*** Opening of PROVIDED RECORDS ***

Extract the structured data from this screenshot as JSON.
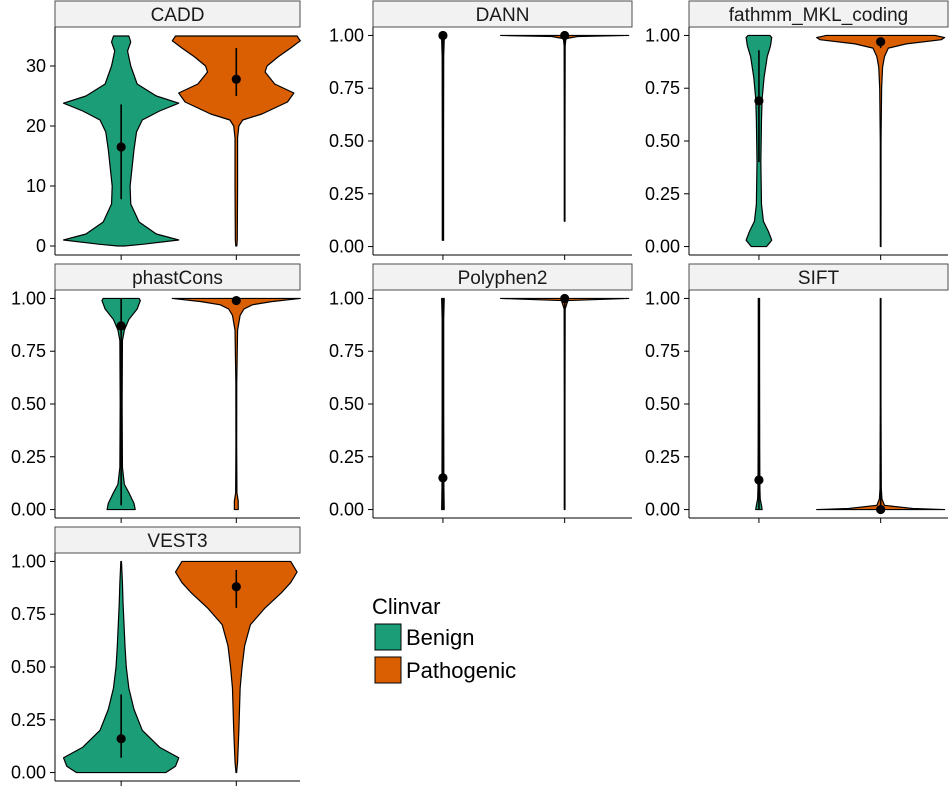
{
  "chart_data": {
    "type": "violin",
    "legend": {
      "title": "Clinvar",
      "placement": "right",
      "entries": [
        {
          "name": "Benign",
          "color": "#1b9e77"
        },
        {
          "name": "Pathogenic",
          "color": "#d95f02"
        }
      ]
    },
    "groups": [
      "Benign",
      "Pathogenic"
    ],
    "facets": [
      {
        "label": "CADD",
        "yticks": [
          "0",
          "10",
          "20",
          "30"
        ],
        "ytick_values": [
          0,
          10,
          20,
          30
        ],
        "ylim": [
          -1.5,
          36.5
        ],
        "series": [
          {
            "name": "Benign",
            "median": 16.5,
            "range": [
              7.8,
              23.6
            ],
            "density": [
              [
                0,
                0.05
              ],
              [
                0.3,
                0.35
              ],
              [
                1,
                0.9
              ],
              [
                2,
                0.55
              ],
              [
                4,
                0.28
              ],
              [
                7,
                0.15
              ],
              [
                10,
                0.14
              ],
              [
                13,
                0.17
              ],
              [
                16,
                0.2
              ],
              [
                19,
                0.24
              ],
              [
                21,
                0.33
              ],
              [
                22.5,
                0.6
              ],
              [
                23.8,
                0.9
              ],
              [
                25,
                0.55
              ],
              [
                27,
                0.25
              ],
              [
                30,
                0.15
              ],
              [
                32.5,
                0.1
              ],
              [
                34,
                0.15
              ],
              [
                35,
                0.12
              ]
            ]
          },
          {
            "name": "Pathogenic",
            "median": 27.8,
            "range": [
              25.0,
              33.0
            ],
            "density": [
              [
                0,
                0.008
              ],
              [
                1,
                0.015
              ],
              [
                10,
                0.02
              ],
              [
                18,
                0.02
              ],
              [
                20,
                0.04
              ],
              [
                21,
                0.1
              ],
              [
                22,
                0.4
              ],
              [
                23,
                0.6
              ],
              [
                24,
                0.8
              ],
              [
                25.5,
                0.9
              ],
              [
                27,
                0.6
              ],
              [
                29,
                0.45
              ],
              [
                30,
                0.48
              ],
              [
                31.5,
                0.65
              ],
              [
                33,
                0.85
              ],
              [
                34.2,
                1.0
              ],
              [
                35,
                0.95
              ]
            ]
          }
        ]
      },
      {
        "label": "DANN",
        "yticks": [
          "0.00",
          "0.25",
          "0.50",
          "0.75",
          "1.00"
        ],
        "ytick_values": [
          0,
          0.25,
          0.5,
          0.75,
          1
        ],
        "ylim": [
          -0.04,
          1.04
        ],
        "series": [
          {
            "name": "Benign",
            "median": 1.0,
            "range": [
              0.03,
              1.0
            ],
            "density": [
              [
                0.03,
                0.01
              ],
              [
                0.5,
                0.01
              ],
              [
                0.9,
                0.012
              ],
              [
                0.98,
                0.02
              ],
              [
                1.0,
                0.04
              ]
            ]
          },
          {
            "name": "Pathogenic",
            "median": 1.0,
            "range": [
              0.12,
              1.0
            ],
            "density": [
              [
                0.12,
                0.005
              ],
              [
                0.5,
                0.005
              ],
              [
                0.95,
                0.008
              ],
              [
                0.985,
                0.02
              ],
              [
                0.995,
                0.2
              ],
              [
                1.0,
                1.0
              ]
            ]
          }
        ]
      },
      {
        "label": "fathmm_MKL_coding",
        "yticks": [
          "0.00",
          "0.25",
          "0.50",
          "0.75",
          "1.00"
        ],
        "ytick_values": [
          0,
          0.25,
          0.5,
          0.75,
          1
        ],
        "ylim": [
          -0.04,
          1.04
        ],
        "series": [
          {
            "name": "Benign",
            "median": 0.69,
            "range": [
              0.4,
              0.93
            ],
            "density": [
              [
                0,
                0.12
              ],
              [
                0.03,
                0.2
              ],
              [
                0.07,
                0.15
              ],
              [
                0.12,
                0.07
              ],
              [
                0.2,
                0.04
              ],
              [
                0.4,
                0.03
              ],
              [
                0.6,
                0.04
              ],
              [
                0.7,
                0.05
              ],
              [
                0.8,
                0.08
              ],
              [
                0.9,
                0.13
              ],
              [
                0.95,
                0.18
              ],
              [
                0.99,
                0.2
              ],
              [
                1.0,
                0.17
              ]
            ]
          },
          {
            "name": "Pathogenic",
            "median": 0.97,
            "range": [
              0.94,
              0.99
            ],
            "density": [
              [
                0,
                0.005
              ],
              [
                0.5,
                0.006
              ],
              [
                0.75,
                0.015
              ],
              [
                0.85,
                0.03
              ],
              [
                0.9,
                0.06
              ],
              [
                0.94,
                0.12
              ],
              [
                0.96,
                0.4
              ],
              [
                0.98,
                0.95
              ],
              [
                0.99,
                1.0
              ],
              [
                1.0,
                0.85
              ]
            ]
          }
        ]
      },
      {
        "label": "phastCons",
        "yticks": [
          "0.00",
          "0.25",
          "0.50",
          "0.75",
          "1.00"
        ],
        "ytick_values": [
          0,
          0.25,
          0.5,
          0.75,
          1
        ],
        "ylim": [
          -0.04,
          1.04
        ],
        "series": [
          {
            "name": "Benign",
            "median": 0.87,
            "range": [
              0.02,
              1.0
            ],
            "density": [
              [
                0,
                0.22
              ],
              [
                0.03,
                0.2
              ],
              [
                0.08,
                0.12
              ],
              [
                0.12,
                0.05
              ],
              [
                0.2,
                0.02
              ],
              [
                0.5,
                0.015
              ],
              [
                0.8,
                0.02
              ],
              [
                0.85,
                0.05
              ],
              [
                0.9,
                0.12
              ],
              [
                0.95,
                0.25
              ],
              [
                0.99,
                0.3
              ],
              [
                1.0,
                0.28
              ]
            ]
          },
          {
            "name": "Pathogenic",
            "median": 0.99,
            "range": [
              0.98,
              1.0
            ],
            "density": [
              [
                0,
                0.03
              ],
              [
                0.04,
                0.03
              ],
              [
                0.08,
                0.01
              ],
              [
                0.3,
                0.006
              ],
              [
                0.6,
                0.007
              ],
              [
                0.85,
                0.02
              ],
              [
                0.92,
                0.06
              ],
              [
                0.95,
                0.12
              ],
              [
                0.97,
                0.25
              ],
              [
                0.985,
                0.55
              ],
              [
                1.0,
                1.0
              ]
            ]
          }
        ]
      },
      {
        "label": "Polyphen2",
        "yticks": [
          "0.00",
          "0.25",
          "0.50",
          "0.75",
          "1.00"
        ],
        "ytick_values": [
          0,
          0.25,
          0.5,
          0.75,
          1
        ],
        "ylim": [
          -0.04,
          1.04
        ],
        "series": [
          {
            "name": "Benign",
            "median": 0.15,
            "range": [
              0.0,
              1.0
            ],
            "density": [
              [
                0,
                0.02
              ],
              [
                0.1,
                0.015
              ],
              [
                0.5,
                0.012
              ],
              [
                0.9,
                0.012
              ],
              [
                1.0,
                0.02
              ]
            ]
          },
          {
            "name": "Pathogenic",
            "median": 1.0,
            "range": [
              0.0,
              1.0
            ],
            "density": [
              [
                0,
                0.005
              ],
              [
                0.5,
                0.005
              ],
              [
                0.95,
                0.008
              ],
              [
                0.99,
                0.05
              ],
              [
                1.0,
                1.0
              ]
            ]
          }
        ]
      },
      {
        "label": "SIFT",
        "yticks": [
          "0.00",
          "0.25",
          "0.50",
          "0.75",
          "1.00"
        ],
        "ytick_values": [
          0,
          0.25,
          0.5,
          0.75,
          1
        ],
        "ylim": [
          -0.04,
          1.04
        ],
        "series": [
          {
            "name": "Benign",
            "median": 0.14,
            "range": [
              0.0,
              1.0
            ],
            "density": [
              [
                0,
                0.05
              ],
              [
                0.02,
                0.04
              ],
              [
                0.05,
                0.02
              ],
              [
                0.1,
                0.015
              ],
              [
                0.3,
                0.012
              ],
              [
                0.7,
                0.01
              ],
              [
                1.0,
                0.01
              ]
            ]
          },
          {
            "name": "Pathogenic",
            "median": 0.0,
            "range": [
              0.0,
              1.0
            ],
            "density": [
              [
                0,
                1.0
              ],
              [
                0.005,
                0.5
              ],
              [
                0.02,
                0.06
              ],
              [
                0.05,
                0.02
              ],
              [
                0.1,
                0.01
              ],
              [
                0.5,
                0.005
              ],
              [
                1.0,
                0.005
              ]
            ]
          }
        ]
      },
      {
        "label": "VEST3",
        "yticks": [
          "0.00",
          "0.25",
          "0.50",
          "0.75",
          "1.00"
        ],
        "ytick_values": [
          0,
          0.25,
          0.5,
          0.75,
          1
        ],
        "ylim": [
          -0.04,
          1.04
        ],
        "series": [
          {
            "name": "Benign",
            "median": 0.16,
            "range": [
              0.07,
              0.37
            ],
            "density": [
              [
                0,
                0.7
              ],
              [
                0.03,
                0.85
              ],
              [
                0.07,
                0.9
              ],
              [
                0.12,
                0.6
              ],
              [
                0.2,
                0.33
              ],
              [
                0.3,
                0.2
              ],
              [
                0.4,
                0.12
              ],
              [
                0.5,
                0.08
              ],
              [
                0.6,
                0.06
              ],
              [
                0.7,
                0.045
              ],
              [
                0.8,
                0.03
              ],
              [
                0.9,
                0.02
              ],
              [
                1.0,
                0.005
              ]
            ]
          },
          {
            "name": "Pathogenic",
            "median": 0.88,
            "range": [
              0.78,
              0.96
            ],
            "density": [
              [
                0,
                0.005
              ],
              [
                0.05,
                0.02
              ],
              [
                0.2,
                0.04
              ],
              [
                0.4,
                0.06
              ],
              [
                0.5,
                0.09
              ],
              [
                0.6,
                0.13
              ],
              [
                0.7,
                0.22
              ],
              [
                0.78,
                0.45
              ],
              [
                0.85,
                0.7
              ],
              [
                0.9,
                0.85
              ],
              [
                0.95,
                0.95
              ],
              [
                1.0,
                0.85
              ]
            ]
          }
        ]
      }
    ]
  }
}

*** Close of PROVIDED RECORDS ***

» **THE TASK**
Across the records above, count the lines holding "label" and write down only that count.

» **PROBLEM SOLUTION**
7